*Objective*: All entries are to be quoted exactly; the images stay out of the copy.

(Collected data)
──────────

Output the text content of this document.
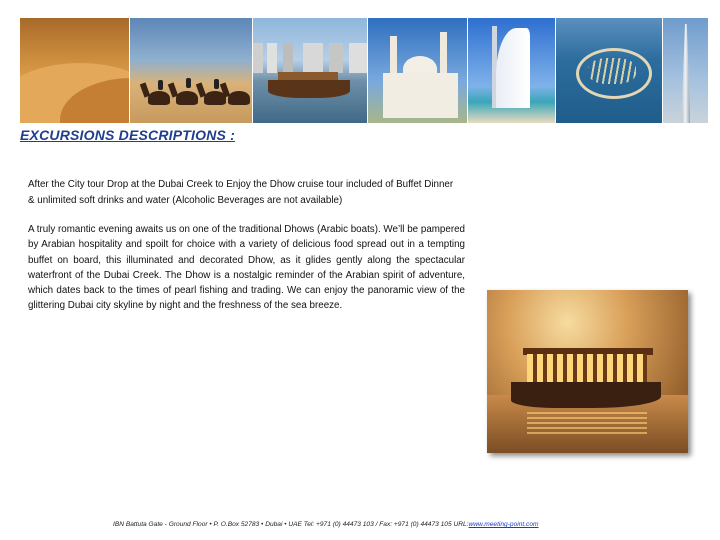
EXCURSIONS DESCRIPTIONS :

After the City tour Drop at the Dubai Creek to Enjoy the Dhow cruise tour included of Buffet Dinner & unlimited soft drinks and water (Alcoholic Beverages are not available)

A truly romantic evening awaits us on one of the traditional Dhows (Arabic boats). We’ll be pampered by Arabian hospitality and spoilt for choice with a variety of delicious food spread out in a tempting buffet on board, this illuminated and decorated Dhow, as it glides gently along the spectacular waterfront of the Dubai Creek. The Dhow is a nostalgic reminder of the Arabian spirit of adventure, which dates back to the times of pearl fishing and trading. We can enjoy the panoramic view of the glittering Dubai city skyline by night and the freshness of the sea breeze.

IBN Battuta Gate - Ground Floor • P. O.Box 52783 • Dubai • UAE Tel: +971 (0) 44473 103 / Fax: +971 (0) 44473 105 URL:www.meeting-point.com
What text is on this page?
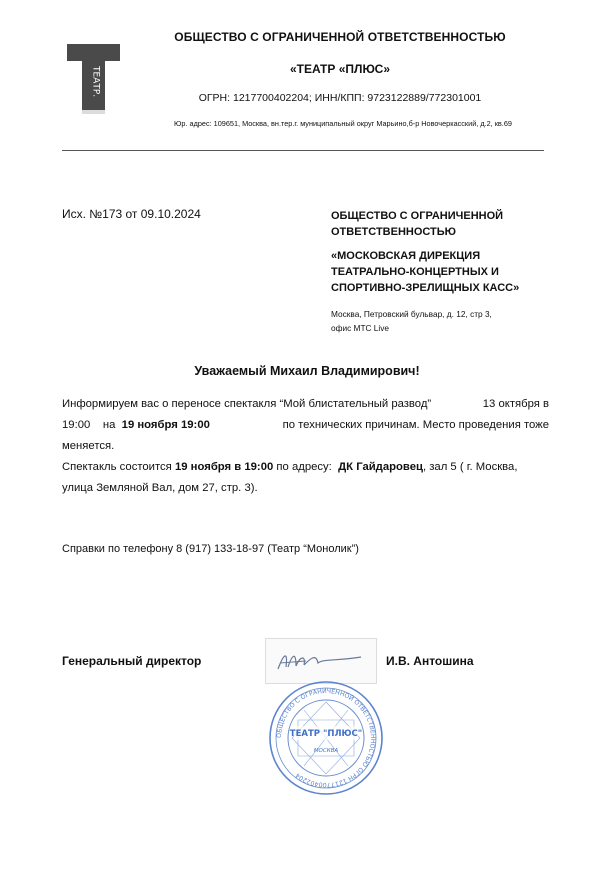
ТЕАТР.
ОБЩЕСТВО С ОГРАНИЧЕННОЙ ОТВЕТСТВЕННОСТЬЮ
«ТЕАТР «ПЛЮС»
ОГРН: 1217700402204; ИНН/КПП: 9723122889/772301001
Юр. адрес: 109651, Москва, вн.тер.г. муниципальный округ Марьино,б-р Новочеркасский, д.2, кв.69
Исх. №173 от 09.10.2024	ОБЩЕСТВО С ОГРАНИЧЕННОЙ ОТВЕТСТВЕННОСТЬЮ
«МОСКОВСКАЯ ДИРЕКЦИЯ ТЕАТРАЛЬНО-КОНЦЕРТНЫХ И СПОРТИВНО-ЗРЕЛИЩНЫХ КАСС»
Москва, Петровский бульвар, д. 12, стр 3,
офис МТС Live
Уважаемый Михаил Владимирович!
Информируем вас о переносе спектакля “Мой блистательный развод”	13 октября в
19:00 на 19 ноября 19:00	по технических причинам. Место проведения тоже
меняется.
Спектакль состоится 19 ноября в 19:00 по адресу: ДК Гайдаровец, зал 5 ( г. Москва,
улица Земляной Вал, дом 27, стр. 3).
Справки по телефону 8 (917) 133-18-97 (Театр “Монолик”)
Генеральный директор	И.В. Антошина
ОБЩЕСТВО С ОГРАНИЧЕННОЙ ОТВЕТСТВЕННОСТЬЮ ОГРН 1217700402204
ТЕАТР "ПЛЮС"
МОСКВА
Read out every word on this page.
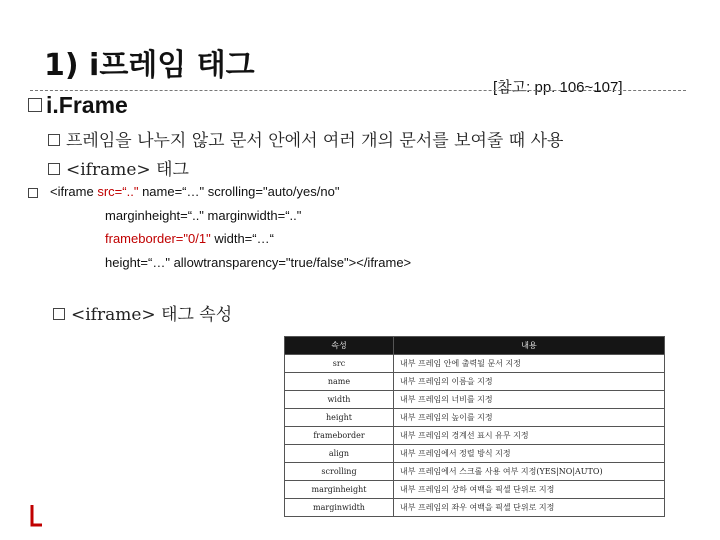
1) i프레임 태그
[참고: pp. 106~107]
i.Frame
프레임을 나누지 않고 문서 안에서 여러 개의 문서를 보여줄 때 사용
<iframe> 태그
<iframe src=“.." name=“…" scrolling="auto/yes/no"
marginheight=“.." marginwidth=“.."
frameborder="0/1" width=“…“
height=“…" allowtransparency="true/false"></iframe>
<iframe> 태그 속성
속성	내용
src	내부 프레임 안에 출력될 문서 지정
name	내부 프레임의 이름을 지정
width	내부 프레임의 너비를 지정
height	내부 프레임의 높이를 지정
frameborder	내부 프레임의 경계선 표시 유무 지정
align	내부 프레임에서 정렬 방식 지정
scrolling	내부 프레임에서 스크롤 사용 여부 지정(YES|NO|AUTO)
marginheight	내부 프레임의 상하 여백을 픽셀 단위로 지정
marginwidth	내부 프레임의 좌우 여백을 픽셀 단위로 지정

──────────

*The output*:
Output the text content of this document.
EXCURSIONS DESCRIPTIONS :

After the City tour Drop at the Dubai Creek to Enjoy the Dhow cruise tour included of Buffet Dinner & unlimited soft drinks and water (Alcoholic Beverages are not available)

A truly romantic evening awaits us on one of the traditional Dhows (Arabic boats). We’ll be pampered by Arabian hospitality and spoilt for choice with a variety of delicious food spread out in a tempting buffet on board, this illuminated and decorated Dhow, as it glides gently along the spectacular waterfront of the Dubai Creek. The Dhow is a nostalgic reminder of the Arabian spirit of adventure, which dates back to the times of pearl fishing and trading. We can enjoy the panoramic view of the glittering Dubai city skyline by night and the freshness of the sea breeze.

IBN Battuta Gate - Ground Floor • P. O.Box 52783 • Dubai • UAE Tel: +971 (0) 44473 103 / Fax: +971 (0) 44473 105 URL:www.meeting-point.com
What text is on this page?
ТЕАТР.
ОБЩЕСТВО С ОГРАНИЧЕННОЙ ОТВЕТСТВЕННОСТЬЮ
«ТЕАТР «ПЛЮС»
ОГРН: 1217700402204; ИНН/КПП: 9723122889/772301001
Юр. адрес: 109651, Москва, вн.тер.г. муниципальный округ Марьино,б-р Новочеркасский, д.2, кв.69
Исх. №173 от 09.10.2024	ОБЩЕСТВО С ОГРАНИЧЕННОЙ ОТВЕТСТВЕННОСТЬЮ
«МОСКОВСКАЯ ДИРЕКЦИЯ ТЕАТРАЛЬНО-КОНЦЕРТНЫХ И СПОРТИВНО-ЗРЕЛИЩНЫХ КАСС»
Москва, Петровский бульвар, д. 12, стр 3,
офис МТС Live
Уважаемый Михаил Владимирович!
Информируем вас о переносе спектакля “Мой блистательный развод”	13 октября в
19:00 на 19 ноября 19:00	по технических причинам. Место проведения тоже
меняется.
Спектакль состоится 19 ноября в 19:00 по адресу: ДК Гайдаровец, зал 5 ( г. Москва,
улица Земляной Вал, дом 27, стр. 3).
Справки по телефону 8 (917) 133-18-97 (Театр “Монолик”)
Генеральный директор	И.В. Антошина
ОБЩЕСТВО С ОГРАНИЧЕННОЙ ОТВЕТСТВЕННОСТЬЮ ОГРН 1217700402204
ТЕАТР "ПЛЮС"
МОСКВА
Read out every word on this page.
1) i프레임 태그
[참고: pp. 106~107]
i.Frame
프레임을 나누지 않고 문서 안에서 여러 개의 문서를 보여줄 때 사용
<iframe> 태그
<iframe src=“.." name=“…" scrolling="auto/yes/no"
marginheight=“.." marginwidth=“.."
frameborder="0/1" width=“…“
height=“…" allowtransparency="true/false"></iframe>
<iframe> 태그 속성
속성	내용
src	내부 프레임 안에 출력될 문서 지정
name	내부 프레임의 이름을 지정
width	내부 프레임의 너비를 지정
height	내부 프레임의 높이를 지정
frameborder	내부 프레임의 경계선 표시 유무 지정
align	내부 프레임에서 정렬 방식 지정
scrolling	내부 프레임에서 스크롤 사용 여부 지정(YES|NO|AUTO)
marginheight	내부 프레임의 상하 여백을 픽셀 단위로 지정
marginwidth	내부 프레임의 좌우 여백을 픽셀 단위로 지정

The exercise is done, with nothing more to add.